### WHAT TO PRODUCE
Copy every record below exactly.

-- Begin GIVEN DATA --

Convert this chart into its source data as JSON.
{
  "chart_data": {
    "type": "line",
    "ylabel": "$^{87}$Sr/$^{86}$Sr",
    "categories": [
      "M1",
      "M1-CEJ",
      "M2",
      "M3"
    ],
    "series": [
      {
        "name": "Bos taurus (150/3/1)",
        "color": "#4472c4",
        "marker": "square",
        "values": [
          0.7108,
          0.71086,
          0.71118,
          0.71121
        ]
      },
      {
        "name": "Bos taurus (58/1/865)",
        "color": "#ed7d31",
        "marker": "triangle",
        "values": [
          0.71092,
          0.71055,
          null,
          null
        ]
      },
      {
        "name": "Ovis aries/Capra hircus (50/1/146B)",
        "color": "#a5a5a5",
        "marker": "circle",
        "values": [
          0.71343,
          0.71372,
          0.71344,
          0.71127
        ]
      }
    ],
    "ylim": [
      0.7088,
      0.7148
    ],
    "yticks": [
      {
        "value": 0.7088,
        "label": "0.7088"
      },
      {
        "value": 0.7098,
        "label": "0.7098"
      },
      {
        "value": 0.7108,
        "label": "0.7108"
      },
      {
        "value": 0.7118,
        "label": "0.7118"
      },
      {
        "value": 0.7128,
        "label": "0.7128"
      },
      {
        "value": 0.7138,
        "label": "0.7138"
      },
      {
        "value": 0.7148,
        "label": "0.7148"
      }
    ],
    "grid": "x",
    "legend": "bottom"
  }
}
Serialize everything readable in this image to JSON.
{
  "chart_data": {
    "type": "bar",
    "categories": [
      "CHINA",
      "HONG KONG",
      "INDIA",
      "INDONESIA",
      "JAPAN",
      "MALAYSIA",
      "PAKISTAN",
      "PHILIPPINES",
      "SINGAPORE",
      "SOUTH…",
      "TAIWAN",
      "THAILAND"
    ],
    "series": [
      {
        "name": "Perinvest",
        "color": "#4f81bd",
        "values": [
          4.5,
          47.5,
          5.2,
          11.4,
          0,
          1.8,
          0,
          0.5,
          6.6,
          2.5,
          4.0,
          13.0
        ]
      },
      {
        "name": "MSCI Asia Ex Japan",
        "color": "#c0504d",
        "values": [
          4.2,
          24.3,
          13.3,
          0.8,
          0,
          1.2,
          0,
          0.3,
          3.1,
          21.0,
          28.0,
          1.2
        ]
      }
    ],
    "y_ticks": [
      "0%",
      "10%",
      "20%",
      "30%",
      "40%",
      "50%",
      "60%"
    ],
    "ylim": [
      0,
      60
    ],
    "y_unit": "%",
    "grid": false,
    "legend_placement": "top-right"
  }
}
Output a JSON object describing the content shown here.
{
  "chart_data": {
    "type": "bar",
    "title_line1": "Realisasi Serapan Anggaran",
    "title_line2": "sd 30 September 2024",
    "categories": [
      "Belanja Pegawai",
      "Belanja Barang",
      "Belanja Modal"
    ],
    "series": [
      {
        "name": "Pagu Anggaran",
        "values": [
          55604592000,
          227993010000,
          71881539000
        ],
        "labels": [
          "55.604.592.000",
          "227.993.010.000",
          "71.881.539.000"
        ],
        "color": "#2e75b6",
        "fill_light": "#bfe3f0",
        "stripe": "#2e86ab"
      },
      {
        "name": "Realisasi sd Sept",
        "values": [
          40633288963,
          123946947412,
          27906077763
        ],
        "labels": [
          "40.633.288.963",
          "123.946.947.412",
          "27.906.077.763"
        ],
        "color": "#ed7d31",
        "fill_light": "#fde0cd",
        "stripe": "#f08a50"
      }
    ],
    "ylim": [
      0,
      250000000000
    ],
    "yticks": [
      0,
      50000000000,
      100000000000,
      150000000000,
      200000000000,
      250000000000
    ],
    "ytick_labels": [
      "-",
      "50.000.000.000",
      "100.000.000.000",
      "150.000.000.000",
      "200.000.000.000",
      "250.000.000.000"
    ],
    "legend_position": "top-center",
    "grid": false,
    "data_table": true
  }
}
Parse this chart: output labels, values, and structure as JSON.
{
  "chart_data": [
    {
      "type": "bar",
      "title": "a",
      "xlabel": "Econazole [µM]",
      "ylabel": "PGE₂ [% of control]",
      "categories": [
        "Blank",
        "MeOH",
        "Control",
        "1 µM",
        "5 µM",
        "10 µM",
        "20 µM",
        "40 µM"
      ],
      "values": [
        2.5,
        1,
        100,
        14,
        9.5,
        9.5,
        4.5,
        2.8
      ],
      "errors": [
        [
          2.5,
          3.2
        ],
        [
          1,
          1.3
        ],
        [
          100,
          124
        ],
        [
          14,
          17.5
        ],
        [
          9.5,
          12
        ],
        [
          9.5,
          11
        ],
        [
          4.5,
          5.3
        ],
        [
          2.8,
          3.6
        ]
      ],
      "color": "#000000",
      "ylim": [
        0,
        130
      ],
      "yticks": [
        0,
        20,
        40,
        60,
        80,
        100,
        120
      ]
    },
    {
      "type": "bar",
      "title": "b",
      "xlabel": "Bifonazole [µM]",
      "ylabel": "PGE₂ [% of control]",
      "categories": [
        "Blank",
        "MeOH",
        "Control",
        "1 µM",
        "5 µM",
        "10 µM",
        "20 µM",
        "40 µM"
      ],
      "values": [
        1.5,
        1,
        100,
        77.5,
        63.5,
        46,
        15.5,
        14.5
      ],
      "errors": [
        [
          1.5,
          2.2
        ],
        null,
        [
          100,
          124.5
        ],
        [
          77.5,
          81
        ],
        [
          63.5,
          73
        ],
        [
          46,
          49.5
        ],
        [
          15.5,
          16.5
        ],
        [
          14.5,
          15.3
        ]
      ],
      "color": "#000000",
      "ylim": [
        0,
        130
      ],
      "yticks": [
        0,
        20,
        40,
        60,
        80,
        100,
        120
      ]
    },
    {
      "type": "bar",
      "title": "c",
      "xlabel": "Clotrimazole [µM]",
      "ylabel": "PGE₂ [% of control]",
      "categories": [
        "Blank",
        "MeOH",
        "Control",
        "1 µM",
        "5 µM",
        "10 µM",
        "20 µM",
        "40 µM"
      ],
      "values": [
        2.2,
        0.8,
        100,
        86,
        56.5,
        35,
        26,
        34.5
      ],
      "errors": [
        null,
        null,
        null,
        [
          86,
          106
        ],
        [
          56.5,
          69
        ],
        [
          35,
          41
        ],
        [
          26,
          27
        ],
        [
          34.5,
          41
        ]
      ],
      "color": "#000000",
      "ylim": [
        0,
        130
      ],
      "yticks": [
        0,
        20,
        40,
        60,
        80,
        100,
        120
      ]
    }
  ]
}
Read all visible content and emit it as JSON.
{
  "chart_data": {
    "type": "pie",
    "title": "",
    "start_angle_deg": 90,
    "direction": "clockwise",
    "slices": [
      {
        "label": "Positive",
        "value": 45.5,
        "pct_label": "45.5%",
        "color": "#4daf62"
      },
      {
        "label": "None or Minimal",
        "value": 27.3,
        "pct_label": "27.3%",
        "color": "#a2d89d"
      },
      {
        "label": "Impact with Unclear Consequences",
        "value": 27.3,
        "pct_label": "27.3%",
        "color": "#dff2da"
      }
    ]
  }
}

-- End GIVEN DATA --

### ANSWER FOR THIS EXERCISE
Convert this chart into its source data as JSON.
{
  "chart_data": {
    "type": "line",
    "ylabel": "$^{87}$Sr/$^{86}$Sr",
    "categories": [
      "M1",
      "M1-CEJ",
      "M2",
      "M3"
    ],
    "series": [
      {
        "name": "Bos taurus (150/3/1)",
        "color": "#4472c4",
        "marker": "square",
        "values": [
          0.7108,
          0.71086,
          0.71118,
          0.71121
        ]
      },
      {
        "name": "Bos taurus (58/1/865)",
        "color": "#ed7d31",
        "marker": "triangle",
        "values": [
          0.71092,
          0.71055,
          null,
          null
        ]
      },
      {
        "name": "Ovis aries/Capra hircus (50/1/146B)",
        "color": "#a5a5a5",
        "marker": "circle",
        "values": [
          0.71343,
          0.71372,
          0.71344,
          0.71127
        ]
      }
    ],
    "ylim": [
      0.7088,
      0.7148
    ],
    "yticks": [
      {
        "value": 0.7088,
        "label": "0.7088"
      },
      {
        "value": 0.7098,
        "label": "0.7098"
      },
      {
        "value": 0.7108,
        "label": "0.7108"
      },
      {
        "value": 0.7118,
        "label": "0.7118"
      },
      {
        "value": 0.7128,
        "label": "0.7128"
      },
      {
        "value": 0.7138,
        "label": "0.7138"
      },
      {
        "value": 0.7148,
        "label": "0.7148"
      }
    ],
    "grid": "x",
    "legend": "bottom"
  }
}
Serialize everything readable in this image to JSON.
{
  "chart_data": {
    "type": "bar",
    "categories": [
      "CHINA",
      "HONG KONG",
      "INDIA",
      "INDONESIA",
      "JAPAN",
      "MALAYSIA",
      "PAKISTAN",
      "PHILIPPINES",
      "SINGAPORE",
      "SOUTH…",
      "TAIWAN",
      "THAILAND"
    ],
    "series": [
      {
        "name": "Perinvest",
        "color": "#4f81bd",
        "values": [
          4.5,
          47.5,
          5.2,
          11.4,
          0,
          1.8,
          0,
          0.5,
          6.6,
          2.5,
          4.0,
          13.0
        ]
      },
      {
        "name": "MSCI Asia Ex Japan",
        "color": "#c0504d",
        "values": [
          4.2,
          24.3,
          13.3,
          0.8,
          0,
          1.2,
          0,
          0.3,
          3.1,
          21.0,
          28.0,
          1.2
        ]
      }
    ],
    "y_ticks": [
      "0%",
      "10%",
      "20%",
      "30%",
      "40%",
      "50%",
      "60%"
    ],
    "ylim": [
      0,
      60
    ],
    "y_unit": "%",
    "grid": false,
    "legend_placement": "top-right"
  }
}
Output a JSON object describing the content shown here.
{
  "chart_data": {
    "type": "bar",
    "title_line1": "Realisasi Serapan Anggaran",
    "title_line2": "sd 30 September 2024",
    "categories": [
      "Belanja Pegawai",
      "Belanja Barang",
      "Belanja Modal"
    ],
    "series": [
      {
        "name": "Pagu Anggaran",
        "values": [
          55604592000,
          227993010000,
          71881539000
        ],
        "labels": [
          "55.604.592.000",
          "227.993.010.000",
          "71.881.539.000"
        ],
        "color": "#2e75b6",
        "fill_light": "#bfe3f0",
        "stripe": "#2e86ab"
      },
      {
        "name": "Realisasi sd Sept",
        "values": [
          40633288963,
          123946947412,
          27906077763
        ],
        "labels": [
          "40.633.288.963",
          "123.946.947.412",
          "27.906.077.763"
        ],
        "color": "#ed7d31",
        "fill_light": "#fde0cd",
        "stripe": "#f08a50"
      }
    ],
    "ylim": [
      0,
      250000000000
    ],
    "yticks": [
      0,
      50000000000,
      100000000000,
      150000000000,
      200000000000,
      250000000000
    ],
    "ytick_labels": [
      "-",
      "50.000.000.000",
      "100.000.000.000",
      "150.000.000.000",
      "200.000.000.000",
      "250.000.000.000"
    ],
    "legend_position": "top-center",
    "grid": false,
    "data_table": true
  }
}
Parse this chart: output labels, values, and structure as JSON.
{
  "chart_data": [
    {
      "type": "bar",
      "title": "a",
      "xlabel": "Econazole [µM]",
      "ylabel": "PGE₂ [% of control]",
      "categories": [
        "Blank",
        "MeOH",
        "Control",
        "1 µM",
        "5 µM",
        "10 µM",
        "20 µM",
        "40 µM"
      ],
      "values": [
        2.5,
        1,
        100,
        14,
        9.5,
        9.5,
        4.5,
        2.8
      ],
      "errors": [
        [
          2.5,
          3.2
        ],
        [
          1,
          1.3
        ],
        [
          100,
          124
        ],
        [
          14,
          17.5
        ],
        [
          9.5,
          12
        ],
        [
          9.5,
          11
        ],
        [
          4.5,
          5.3
        ],
        [
          2.8,
          3.6
        ]
      ],
      "color": "#000000",
      "ylim": [
        0,
        130
      ],
      "yticks": [
        0,
        20,
        40,
        60,
        80,
        100,
        120
      ]
    },
    {
      "type": "bar",
      "title": "b",
      "xlabel": "Bifonazole [µM]",
      "ylabel": "PGE₂ [% of control]",
      "categories": [
        "Blank",
        "MeOH",
        "Control",
        "1 µM",
        "5 µM",
        "10 µM",
        "20 µM",
        "40 µM"
      ],
      "values": [
        1.5,
        1,
        100,
        77.5,
        63.5,
        46,
        15.5,
        14.5
      ],
      "errors": [
        [
          1.5,
          2.2
        ],
        null,
        [
          100,
          124.5
        ],
        [
          77.5,
          81
        ],
        [
          63.5,
          73
        ],
        [
          46,
          49.5
        ],
        [
          15.5,
          16.5
        ],
        [
          14.5,
          15.3
        ]
      ],
      "color": "#000000",
      "ylim": [
        0,
        130
      ],
      "yticks": [
        0,
        20,
        40,
        60,
        80,
        100,
        120
      ]
    },
    {
      "type": "bar",
      "title": "c",
      "xlabel": "Clotrimazole [µM]",
      "ylabel": "PGE₂ [% of control]",
      "categories": [
        "Blank",
        "MeOH",
        "Control",
        "1 µM",
        "5 µM",
        "10 µM",
        "20 µM",
        "40 µM"
      ],
      "values": [
        2.2,
        0.8,
        100,
        86,
        56.5,
        35,
        26,
        34.5
      ],
      "errors": [
        null,
        null,
        null,
        [
          86,
          106
        ],
        [
          56.5,
          69
        ],
        [
          35,
          41
        ],
        [
          26,
          27
        ],
        [
          34.5,
          41
        ]
      ],
      "color": "#000000",
      "ylim": [
        0,
        130
      ],
      "yticks": [
        0,
        20,
        40,
        60,
        80,
        100,
        120
      ]
    }
  ]
}
Read all visible content and emit it as JSON.
{
  "chart_data": {
    "type": "pie",
    "title": "",
    "start_angle_deg": 90,
    "direction": "clockwise",
    "slices": [
      {
        "label": "Positive",
        "value": 45.5,
        "pct_label": "45.5%",
        "color": "#4daf62"
      },
      {
        "label": "None or Minimal",
        "value": 27.3,
        "pct_label": "27.3%",
        "color": "#a2d89d"
      },
      {
        "label": "Impact with Unclear Consequences",
        "value": 27.3,
        "pct_label": "27.3%",
        "color": "#dff2da"
      }
    ]
  }
}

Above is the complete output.